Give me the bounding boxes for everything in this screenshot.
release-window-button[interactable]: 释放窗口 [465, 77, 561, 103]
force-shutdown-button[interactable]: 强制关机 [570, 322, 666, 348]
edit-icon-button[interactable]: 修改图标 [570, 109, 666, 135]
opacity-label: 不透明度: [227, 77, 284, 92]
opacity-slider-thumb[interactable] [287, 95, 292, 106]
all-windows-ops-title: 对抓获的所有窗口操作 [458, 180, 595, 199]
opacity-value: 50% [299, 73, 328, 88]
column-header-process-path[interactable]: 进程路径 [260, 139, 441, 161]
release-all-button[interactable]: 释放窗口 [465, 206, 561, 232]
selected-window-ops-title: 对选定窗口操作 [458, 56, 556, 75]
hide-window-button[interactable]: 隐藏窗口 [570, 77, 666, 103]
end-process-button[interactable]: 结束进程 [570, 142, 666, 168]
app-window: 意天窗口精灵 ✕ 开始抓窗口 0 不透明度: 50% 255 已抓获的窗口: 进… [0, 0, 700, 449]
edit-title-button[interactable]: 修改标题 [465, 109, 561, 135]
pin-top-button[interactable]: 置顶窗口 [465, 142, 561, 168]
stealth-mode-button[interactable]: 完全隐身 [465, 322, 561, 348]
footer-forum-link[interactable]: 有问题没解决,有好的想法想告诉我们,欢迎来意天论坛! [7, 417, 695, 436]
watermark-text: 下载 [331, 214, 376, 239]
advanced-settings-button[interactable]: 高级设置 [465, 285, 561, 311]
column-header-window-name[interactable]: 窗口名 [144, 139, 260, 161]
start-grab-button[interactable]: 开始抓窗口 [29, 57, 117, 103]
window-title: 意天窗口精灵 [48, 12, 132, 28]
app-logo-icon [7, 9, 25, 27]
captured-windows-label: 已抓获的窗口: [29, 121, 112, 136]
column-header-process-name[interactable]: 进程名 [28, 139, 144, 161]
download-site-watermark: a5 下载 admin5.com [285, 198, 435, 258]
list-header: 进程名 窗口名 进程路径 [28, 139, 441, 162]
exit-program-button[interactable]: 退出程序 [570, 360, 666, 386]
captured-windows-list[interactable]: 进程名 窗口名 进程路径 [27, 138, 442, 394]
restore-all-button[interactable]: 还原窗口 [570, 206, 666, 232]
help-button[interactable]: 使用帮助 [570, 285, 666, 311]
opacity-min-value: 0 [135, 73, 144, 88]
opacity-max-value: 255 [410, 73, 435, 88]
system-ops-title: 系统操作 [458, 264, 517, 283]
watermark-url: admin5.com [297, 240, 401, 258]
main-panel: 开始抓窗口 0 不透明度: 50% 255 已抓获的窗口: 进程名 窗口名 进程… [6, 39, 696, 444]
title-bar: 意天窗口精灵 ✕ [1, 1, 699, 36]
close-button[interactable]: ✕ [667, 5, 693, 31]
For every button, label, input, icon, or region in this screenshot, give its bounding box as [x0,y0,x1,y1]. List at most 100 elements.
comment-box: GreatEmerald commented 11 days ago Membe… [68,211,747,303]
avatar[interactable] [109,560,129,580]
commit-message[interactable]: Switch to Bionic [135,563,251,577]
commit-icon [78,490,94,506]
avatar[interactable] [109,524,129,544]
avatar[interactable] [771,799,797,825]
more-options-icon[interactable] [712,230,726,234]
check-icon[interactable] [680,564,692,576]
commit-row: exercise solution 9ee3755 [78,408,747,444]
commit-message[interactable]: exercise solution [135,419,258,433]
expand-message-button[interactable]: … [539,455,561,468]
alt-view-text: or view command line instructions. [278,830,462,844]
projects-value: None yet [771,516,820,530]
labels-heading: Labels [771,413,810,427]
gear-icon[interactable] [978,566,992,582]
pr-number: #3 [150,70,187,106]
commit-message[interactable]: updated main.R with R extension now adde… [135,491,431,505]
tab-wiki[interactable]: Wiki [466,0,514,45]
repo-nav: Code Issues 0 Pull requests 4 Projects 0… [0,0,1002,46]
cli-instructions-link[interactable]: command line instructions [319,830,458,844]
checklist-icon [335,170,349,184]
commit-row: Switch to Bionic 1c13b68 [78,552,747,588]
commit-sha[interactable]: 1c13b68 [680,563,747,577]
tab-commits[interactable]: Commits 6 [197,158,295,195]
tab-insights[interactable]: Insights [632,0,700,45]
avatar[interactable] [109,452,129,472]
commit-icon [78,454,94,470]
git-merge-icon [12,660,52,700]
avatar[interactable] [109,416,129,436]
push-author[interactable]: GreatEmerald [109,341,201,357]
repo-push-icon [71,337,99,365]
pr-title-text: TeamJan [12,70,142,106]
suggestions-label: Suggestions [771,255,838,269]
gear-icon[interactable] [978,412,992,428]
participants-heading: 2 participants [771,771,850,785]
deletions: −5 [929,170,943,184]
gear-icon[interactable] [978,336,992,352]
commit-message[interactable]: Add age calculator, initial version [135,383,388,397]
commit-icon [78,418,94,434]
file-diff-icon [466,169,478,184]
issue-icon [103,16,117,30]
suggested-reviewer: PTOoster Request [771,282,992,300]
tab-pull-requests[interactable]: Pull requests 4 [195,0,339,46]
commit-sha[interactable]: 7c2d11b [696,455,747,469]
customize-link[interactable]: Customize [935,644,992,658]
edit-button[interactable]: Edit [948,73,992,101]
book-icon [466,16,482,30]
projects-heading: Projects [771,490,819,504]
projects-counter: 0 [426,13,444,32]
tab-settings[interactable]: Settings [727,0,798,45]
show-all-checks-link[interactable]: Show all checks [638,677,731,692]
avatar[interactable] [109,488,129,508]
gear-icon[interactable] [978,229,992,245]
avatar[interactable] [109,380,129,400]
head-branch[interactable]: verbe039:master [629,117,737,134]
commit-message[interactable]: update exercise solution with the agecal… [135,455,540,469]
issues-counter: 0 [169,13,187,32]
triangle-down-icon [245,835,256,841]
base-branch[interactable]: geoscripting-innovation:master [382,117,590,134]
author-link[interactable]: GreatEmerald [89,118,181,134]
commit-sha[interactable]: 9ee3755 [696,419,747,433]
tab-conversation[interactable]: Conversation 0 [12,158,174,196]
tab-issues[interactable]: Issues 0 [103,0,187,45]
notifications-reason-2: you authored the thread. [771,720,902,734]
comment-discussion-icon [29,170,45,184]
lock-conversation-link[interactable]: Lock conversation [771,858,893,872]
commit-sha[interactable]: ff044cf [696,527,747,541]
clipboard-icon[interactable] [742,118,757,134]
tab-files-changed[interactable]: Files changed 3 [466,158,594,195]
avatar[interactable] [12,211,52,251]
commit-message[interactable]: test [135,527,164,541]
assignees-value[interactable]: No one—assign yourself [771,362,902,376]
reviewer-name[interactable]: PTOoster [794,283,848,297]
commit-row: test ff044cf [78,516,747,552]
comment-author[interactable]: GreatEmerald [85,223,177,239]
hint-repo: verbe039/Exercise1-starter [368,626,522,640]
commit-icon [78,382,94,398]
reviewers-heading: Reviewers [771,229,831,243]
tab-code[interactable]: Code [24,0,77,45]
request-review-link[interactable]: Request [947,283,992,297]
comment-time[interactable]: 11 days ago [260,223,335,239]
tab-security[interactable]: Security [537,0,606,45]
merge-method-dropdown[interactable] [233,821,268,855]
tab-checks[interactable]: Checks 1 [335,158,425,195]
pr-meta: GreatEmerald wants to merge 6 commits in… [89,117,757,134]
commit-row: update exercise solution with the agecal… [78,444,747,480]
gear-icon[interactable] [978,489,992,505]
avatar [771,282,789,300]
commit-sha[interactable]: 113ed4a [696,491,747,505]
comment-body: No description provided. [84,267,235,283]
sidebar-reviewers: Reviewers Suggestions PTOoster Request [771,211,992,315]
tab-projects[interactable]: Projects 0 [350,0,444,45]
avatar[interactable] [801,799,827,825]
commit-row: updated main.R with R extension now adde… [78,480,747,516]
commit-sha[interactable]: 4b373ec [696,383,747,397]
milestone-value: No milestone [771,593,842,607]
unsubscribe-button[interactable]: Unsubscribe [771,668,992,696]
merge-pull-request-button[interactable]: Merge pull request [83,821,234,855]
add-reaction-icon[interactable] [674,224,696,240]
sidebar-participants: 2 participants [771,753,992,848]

▸ **TASK GOAL**
Reproduce the material without changes, beginning at its first line and stopping after the line that contains "watermark-text: 下载 [331, 214, 376, 239]".

▸ **SOLUTION TO THIS EXERCISE**
Give me the bounding boxes for everything in this screenshot.
release-window-button[interactable]: 释放窗口 [465, 77, 561, 103]
force-shutdown-button[interactable]: 强制关机 [570, 322, 666, 348]
edit-icon-button[interactable]: 修改图标 [570, 109, 666, 135]
opacity-label: 不透明度: [227, 77, 284, 92]
opacity-slider-thumb[interactable] [287, 95, 292, 106]
all-windows-ops-title: 对抓获的所有窗口操作 [458, 180, 595, 199]
opacity-value: 50% [299, 73, 328, 88]
column-header-process-path[interactable]: 进程路径 [260, 139, 441, 161]
release-all-button[interactable]: 释放窗口 [465, 206, 561, 232]
selected-window-ops-title: 对选定窗口操作 [458, 56, 556, 75]
hide-window-button[interactable]: 隐藏窗口 [570, 77, 666, 103]
end-process-button[interactable]: 结束进程 [570, 142, 666, 168]
app-window: 意天窗口精灵 ✕ 开始抓窗口 0 不透明度: 50% 255 已抓获的窗口: 进… [0, 0, 700, 449]
edit-title-button[interactable]: 修改标题 [465, 109, 561, 135]
pin-top-button[interactable]: 置顶窗口 [465, 142, 561, 168]
stealth-mode-button[interactable]: 完全隐身 [465, 322, 561, 348]
footer-forum-link[interactable]: 有问题没解决,有好的想法想告诉我们,欢迎来意天论坛! [7, 417, 695, 436]
watermark-text: 下载 [331, 214, 376, 239]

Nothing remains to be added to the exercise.